→ RECORDS SUPPLIED:
╔══
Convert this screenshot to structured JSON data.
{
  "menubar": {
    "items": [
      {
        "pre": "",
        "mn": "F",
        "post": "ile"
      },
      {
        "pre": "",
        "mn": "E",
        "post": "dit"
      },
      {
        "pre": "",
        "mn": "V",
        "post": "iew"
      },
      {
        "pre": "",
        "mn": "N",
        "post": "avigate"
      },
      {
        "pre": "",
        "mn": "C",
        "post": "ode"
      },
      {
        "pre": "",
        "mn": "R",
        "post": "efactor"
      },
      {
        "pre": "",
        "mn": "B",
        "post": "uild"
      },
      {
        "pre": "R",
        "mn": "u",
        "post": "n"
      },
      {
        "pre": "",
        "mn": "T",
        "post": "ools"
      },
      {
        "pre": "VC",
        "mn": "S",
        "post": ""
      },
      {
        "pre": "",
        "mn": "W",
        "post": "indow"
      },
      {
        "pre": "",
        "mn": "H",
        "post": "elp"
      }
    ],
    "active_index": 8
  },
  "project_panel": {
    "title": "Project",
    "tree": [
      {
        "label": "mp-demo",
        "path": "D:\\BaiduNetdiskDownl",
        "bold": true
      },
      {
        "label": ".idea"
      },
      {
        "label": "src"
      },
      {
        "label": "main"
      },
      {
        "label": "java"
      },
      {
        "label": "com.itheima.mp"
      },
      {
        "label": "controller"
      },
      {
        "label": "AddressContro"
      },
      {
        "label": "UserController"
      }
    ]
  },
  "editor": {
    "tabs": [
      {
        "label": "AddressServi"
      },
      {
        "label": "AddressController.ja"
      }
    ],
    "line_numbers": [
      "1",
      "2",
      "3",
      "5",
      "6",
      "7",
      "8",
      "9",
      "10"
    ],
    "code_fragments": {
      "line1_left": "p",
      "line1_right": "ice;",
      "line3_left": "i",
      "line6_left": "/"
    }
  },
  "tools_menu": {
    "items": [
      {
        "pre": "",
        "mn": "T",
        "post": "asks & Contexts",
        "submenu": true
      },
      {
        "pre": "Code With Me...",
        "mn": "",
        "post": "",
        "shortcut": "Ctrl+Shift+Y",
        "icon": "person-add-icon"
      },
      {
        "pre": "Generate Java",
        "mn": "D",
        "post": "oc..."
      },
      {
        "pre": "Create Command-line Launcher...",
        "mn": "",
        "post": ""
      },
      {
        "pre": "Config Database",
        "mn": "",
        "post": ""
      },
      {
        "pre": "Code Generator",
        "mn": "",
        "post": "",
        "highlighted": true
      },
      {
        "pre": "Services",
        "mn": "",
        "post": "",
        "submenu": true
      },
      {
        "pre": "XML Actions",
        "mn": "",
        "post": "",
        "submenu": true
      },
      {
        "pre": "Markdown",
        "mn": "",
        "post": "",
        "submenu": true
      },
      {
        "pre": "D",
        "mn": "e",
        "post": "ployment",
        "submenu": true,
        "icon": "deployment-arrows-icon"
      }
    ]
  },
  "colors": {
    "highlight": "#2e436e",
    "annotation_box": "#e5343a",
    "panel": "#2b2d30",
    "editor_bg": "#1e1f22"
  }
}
╚══
→ THE REQUEST: Count all lines of the data that include "label". The answer is the number alone.

→ TASK SOLUTION: 11